--- BEGIN ---

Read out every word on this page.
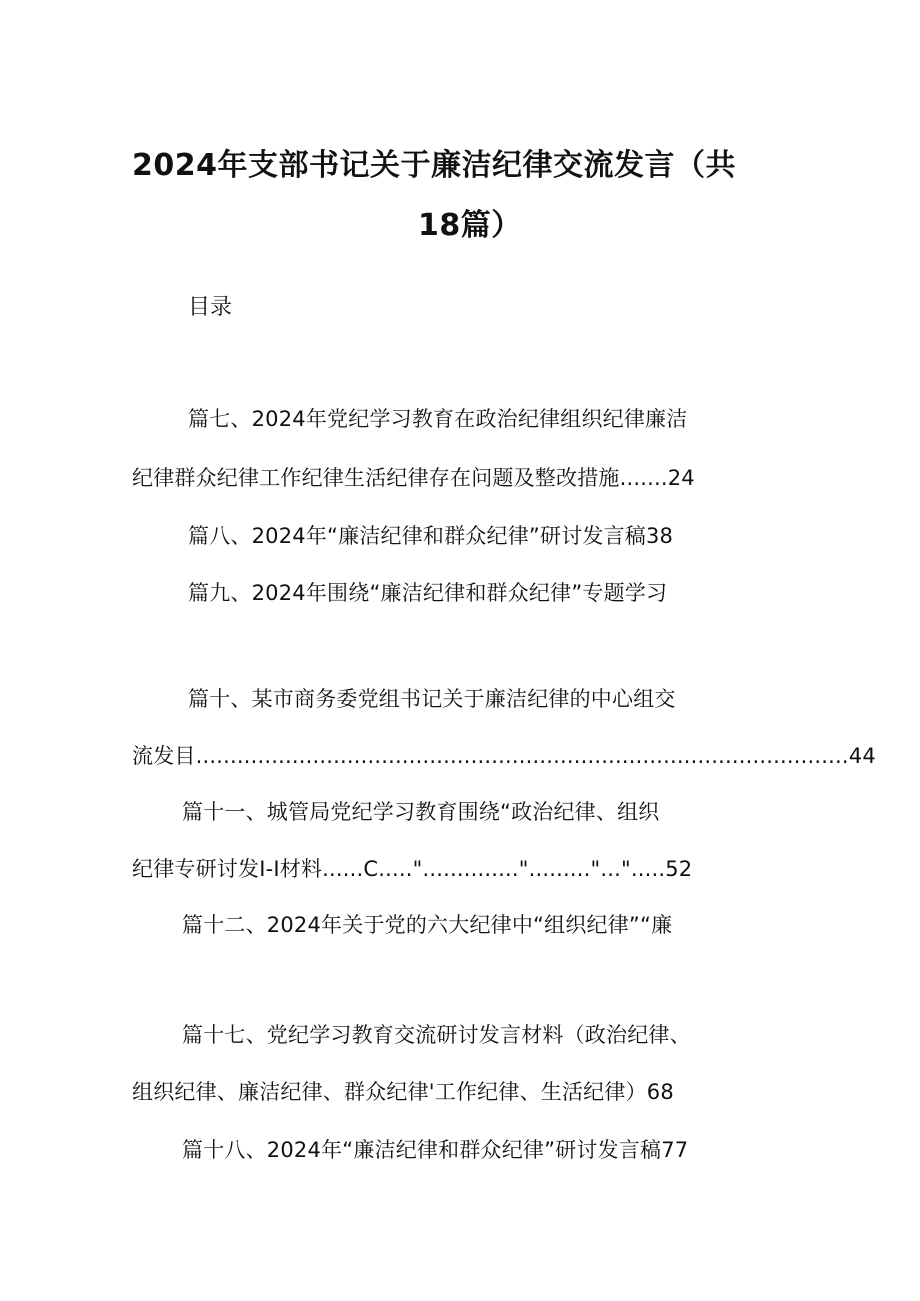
2024年支部书记关于廉洁纪律交流发言（共
18篇）
目录
篇七、2024年党纪学习教育在政治纪律组织纪律廉洁
纪律群众纪律工作纪律生活纪律存在问题及整改措施.......24
篇八、2024年“廉洁纪律和群众纪律”研讨发言稿38
篇九、2024年围绕“廉洁纪律和群众纪律”专题学习
篇十、某市商务委党组书记关于廉洁纪律的中心组交
流发目...............................................................................................44
篇十一、城管局党纪学习教育围绕“政治纪律、组织
纪律专研讨发I-I材料......C.....".............."........."...".....52
篇十二、2024年关于党的六大纪律中“组织纪律”“廉
篇十七、党纪学习教育交流研讨发言材料（政治纪律、
组织纪律、廉洁纪律、群众纪律'工作纪律、生活纪律）68
篇十八、2024年“廉洁纪律和群众纪律”研讨发言稿77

--- END ---

STATED EXERCISE:
Make an exact copy of all entries above, dropping the images.

RESULT FOR THIS TASK:
Read out every word on this page.
2024年支部书记关于廉洁纪律交流发言（共
18篇）
目录
篇七、2024年党纪学习教育在政治纪律组织纪律廉洁
纪律群众纪律工作纪律生活纪律存在问题及整改措施.......24
篇八、2024年“廉洁纪律和群众纪律”研讨发言稿38
篇九、2024年围绕“廉洁纪律和群众纪律”专题学习
篇十、某市商务委党组书记关于廉洁纪律的中心组交
流发目...............................................................................................44
篇十一、城管局党纪学习教育围绕“政治纪律、组织
纪律专研讨发I-I材料......C.....".............."........."...".....52
篇十二、2024年关于党的六大纪律中“组织纪律”“廉
篇十七、党纪学习教育交流研讨发言材料（政治纪律、
组织纪律、廉洁纪律、群众纪律'工作纪律、生活纪律）68
篇十八、2024年“廉洁纪律和群众纪律”研讨发言稿77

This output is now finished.